* _WHAT THE EXERCISE ASKS_
Output the material beneath exactly, leaving nothing out.

(Excerpt from a dataset)
——————

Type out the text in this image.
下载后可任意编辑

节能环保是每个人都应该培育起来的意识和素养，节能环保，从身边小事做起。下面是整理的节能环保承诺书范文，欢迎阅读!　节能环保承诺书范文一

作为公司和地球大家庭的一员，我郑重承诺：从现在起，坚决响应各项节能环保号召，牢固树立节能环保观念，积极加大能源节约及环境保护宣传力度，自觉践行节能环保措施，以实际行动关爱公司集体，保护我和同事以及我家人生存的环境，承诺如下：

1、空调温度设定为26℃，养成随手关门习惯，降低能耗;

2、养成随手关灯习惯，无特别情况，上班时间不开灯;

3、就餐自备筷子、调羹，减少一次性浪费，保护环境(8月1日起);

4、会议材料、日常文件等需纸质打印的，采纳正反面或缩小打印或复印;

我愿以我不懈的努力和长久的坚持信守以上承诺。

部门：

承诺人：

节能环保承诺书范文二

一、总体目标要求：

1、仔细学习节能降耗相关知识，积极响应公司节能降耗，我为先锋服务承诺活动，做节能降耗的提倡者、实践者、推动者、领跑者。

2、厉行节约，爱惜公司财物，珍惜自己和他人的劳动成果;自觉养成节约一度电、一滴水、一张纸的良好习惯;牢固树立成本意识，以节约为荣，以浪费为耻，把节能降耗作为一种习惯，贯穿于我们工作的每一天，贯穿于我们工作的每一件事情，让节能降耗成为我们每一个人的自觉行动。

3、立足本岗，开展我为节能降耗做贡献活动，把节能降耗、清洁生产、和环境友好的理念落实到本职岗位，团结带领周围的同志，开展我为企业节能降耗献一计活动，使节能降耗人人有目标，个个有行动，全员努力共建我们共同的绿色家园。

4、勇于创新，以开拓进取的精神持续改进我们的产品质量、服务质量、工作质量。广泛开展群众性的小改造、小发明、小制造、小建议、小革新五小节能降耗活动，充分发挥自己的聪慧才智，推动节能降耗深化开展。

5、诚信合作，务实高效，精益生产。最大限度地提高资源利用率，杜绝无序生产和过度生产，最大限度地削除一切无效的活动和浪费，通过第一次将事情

——————

* _FINISHED EXERCISE_
Type out the text in this image.
下载后可任意编辑

节能环保是每个人都应该培育起来的意识和素养，节能环保，从身边小事做起。下面是整理的节能环保承诺书范文，欢迎阅读!　节能环保承诺书范文一

作为公司和地球大家庭的一员，我郑重承诺：从现在起，坚决响应各项节能环保号召，牢固树立节能环保观念，积极加大能源节约及环境保护宣传力度，自觉践行节能环保措施，以实际行动关爱公司集体，保护我和同事以及我家人生存的环境，承诺如下：

1、空调温度设定为26℃，养成随手关门习惯，降低能耗;

2、养成随手关灯习惯，无特别情况，上班时间不开灯;

3、就餐自备筷子、调羹，减少一次性浪费，保护环境(8月1日起);

4、会议材料、日常文件等需纸质打印的，采纳正反面或缩小打印或复印;

我愿以我不懈的努力和长久的坚持信守以上承诺。

部门：

承诺人：

节能环保承诺书范文二

一、总体目标要求：

1、仔细学习节能降耗相关知识，积极响应公司节能降耗，我为先锋服务承诺活动，做节能降耗的提倡者、实践者、推动者、领跑者。

2、厉行节约，爱惜公司财物，珍惜自己和他人的劳动成果;自觉养成节约一度电、一滴水、一张纸的良好习惯;牢固树立成本意识，以节约为荣，以浪费为耻，把节能降耗作为一种习惯，贯穿于我们工作的每一天，贯穿于我们工作的每一件事情，让节能降耗成为我们每一个人的自觉行动。

3、立足本岗，开展我为节能降耗做贡献活动，把节能降耗、清洁生产、和环境友好的理念落实到本职岗位，团结带领周围的同志，开展我为企业节能降耗献一计活动，使节能降耗人人有目标，个个有行动，全员努力共建我们共同的绿色家园。

4、勇于创新，以开拓进取的精神持续改进我们的产品质量、服务质量、工作质量。广泛开展群众性的小改造、小发明、小制造、小建议、小革新五小节能降耗活动，充分发挥自己的聪慧才智，推动节能降耗深化开展。

5、诚信合作，务实高效，精益生产。最大限度地提高资源利用率，杜绝无序生产和过度生产，最大限度地削除一切无效的活动和浪费，通过第一次将事情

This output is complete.